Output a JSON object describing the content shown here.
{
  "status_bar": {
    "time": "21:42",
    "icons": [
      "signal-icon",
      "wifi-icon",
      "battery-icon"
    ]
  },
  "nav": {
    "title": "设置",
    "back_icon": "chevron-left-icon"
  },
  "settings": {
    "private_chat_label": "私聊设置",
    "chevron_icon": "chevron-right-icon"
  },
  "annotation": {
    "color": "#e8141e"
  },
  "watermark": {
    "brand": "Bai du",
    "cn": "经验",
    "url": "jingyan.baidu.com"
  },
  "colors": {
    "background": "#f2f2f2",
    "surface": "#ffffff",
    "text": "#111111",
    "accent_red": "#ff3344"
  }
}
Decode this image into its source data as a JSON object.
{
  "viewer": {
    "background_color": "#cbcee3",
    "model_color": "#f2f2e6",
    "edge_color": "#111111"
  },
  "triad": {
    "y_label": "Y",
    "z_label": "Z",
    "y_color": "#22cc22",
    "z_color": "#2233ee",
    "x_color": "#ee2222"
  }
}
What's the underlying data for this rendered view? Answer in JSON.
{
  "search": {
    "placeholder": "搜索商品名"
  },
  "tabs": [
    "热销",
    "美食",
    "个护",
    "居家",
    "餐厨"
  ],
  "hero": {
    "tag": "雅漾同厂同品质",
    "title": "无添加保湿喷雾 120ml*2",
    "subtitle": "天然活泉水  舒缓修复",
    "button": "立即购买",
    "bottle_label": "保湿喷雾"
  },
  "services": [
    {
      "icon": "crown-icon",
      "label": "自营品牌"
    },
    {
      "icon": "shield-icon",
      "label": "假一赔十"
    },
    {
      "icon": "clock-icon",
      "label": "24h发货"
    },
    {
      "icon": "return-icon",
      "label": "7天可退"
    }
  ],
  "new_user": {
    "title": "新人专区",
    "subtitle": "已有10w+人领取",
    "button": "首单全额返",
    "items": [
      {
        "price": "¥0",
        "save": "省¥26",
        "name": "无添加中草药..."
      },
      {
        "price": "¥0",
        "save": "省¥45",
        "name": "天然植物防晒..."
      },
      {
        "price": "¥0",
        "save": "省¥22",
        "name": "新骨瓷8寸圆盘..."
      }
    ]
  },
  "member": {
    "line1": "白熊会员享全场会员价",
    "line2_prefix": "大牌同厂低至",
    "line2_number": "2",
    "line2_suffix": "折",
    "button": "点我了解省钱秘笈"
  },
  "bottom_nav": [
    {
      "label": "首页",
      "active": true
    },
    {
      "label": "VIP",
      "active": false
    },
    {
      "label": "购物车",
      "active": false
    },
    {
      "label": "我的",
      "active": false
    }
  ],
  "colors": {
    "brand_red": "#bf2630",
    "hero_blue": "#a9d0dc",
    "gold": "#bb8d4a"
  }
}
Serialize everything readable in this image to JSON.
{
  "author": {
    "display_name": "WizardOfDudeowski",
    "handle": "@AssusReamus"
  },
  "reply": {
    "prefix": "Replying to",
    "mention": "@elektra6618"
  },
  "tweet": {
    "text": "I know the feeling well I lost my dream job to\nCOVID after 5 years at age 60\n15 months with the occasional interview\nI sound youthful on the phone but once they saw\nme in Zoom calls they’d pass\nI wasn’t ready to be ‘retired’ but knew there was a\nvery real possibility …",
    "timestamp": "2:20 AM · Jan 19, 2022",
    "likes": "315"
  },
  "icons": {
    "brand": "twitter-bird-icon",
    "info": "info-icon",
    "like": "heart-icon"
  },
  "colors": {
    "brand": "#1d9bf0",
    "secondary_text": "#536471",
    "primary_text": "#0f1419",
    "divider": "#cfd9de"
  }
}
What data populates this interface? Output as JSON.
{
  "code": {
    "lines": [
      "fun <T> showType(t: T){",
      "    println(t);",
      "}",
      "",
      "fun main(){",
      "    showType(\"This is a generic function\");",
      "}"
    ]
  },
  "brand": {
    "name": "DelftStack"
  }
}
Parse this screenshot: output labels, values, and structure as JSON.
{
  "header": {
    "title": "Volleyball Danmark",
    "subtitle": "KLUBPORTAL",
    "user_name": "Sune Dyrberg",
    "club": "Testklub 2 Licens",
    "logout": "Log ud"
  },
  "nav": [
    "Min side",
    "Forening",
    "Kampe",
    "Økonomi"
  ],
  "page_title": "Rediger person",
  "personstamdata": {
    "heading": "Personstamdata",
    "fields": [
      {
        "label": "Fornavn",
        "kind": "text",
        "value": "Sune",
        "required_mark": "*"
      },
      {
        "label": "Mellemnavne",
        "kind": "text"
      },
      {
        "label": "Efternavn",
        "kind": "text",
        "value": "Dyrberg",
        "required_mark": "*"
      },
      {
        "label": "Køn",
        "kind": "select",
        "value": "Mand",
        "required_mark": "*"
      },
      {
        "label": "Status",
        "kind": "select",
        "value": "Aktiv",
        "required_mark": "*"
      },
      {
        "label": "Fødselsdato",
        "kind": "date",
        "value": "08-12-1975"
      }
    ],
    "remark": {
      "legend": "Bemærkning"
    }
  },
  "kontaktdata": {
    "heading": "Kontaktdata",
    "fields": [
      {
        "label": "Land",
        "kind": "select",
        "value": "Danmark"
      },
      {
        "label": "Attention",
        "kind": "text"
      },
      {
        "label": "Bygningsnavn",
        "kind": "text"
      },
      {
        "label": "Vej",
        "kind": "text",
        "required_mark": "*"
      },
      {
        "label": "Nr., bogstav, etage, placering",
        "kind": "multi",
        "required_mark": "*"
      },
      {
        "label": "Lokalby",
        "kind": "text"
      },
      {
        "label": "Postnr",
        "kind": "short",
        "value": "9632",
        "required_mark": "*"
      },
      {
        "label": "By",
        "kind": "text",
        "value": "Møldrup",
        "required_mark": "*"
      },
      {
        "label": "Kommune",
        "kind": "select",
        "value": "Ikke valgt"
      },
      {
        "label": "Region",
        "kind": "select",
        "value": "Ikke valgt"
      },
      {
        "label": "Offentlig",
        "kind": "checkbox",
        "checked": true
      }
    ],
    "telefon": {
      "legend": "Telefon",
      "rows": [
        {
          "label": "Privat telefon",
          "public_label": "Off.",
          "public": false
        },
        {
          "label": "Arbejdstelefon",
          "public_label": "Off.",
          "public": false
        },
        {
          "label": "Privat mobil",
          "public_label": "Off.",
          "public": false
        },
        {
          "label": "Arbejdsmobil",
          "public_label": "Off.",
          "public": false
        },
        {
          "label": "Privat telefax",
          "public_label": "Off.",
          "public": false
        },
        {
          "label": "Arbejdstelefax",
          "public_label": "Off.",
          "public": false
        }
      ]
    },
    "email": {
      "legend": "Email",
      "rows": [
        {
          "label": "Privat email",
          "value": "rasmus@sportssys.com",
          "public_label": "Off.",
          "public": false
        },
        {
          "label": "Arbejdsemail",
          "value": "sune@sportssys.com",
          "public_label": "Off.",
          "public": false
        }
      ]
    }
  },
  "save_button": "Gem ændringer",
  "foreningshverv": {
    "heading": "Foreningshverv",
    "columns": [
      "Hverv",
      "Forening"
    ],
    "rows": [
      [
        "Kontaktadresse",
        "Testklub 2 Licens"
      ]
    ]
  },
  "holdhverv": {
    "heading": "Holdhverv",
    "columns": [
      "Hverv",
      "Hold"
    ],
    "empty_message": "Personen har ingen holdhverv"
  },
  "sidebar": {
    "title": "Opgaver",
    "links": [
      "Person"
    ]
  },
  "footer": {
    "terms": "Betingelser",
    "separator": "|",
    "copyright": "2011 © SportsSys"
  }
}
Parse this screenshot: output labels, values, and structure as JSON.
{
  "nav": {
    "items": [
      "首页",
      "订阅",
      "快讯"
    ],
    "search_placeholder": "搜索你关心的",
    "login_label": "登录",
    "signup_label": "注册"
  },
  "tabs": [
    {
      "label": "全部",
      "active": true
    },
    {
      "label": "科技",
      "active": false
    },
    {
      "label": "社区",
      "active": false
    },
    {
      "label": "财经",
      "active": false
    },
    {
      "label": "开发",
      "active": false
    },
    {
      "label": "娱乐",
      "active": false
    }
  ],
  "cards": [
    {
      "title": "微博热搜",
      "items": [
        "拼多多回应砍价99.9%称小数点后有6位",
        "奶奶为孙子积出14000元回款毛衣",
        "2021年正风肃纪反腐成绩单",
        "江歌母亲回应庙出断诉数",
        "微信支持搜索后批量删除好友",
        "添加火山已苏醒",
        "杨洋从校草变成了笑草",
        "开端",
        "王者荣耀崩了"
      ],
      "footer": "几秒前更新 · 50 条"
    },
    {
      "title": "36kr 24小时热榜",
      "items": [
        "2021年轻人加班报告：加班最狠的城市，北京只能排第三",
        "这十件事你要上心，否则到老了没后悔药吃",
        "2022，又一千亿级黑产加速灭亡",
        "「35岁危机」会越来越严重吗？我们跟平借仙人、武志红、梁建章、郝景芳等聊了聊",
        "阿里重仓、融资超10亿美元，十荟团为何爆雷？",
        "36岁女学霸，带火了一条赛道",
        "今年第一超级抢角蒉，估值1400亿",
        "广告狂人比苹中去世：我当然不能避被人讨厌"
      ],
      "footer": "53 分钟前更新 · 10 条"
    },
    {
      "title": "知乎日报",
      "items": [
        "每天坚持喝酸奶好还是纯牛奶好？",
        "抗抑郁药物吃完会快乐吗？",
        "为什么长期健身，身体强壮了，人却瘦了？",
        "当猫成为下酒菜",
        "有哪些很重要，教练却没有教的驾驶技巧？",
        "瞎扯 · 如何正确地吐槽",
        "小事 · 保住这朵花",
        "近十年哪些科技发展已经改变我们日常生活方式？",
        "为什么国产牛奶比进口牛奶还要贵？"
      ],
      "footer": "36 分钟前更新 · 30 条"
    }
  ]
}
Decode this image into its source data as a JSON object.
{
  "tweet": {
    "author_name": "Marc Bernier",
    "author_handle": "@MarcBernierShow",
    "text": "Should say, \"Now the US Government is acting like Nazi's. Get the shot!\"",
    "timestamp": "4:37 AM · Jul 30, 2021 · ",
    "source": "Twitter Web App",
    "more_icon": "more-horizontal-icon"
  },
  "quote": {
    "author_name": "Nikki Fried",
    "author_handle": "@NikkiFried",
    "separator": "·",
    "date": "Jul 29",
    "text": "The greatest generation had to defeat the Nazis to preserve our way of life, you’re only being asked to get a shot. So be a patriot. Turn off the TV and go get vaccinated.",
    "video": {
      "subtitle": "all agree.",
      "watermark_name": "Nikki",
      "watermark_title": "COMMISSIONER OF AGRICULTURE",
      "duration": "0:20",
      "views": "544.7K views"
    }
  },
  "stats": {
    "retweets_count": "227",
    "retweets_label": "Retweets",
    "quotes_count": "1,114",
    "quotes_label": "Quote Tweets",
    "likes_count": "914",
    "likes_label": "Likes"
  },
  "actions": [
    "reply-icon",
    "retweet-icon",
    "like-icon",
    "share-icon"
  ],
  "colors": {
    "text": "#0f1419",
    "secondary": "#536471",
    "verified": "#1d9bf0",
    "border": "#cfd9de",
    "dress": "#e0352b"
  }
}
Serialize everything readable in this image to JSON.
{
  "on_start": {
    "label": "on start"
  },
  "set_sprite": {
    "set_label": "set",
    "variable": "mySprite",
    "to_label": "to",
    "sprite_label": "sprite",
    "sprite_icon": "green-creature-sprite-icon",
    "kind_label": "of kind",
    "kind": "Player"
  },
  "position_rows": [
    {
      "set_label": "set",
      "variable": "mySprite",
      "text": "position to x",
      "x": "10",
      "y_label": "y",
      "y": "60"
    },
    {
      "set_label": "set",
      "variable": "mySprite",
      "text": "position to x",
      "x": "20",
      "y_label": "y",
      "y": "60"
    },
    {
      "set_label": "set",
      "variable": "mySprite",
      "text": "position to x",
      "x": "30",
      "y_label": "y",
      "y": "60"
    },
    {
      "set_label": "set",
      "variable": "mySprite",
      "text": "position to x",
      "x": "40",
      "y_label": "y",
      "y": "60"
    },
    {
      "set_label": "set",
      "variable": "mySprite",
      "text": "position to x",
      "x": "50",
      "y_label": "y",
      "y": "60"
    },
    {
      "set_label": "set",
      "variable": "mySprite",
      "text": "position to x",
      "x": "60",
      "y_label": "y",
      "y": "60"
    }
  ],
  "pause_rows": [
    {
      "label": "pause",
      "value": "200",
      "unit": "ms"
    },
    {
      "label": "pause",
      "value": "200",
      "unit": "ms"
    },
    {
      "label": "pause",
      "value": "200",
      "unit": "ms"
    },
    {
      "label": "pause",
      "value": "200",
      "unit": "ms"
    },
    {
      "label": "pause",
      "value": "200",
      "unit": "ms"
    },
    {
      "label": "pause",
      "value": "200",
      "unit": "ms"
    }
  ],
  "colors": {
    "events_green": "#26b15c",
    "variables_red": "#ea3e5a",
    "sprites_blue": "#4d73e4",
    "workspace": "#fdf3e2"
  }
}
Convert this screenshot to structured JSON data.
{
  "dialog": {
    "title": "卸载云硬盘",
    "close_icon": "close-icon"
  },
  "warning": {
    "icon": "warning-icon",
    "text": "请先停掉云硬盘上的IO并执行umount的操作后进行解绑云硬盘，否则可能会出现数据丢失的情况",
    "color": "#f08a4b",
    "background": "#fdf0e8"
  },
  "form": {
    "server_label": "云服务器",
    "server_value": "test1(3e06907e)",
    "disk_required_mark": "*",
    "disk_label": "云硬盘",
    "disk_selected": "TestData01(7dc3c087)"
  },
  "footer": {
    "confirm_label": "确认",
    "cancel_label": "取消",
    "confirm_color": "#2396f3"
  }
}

__Job__
Copy out each line of the records where the string "Dyrberg" appears.

__Answer__
    "user_name": "Sune Dyrberg",
        "value": "Dyrberg",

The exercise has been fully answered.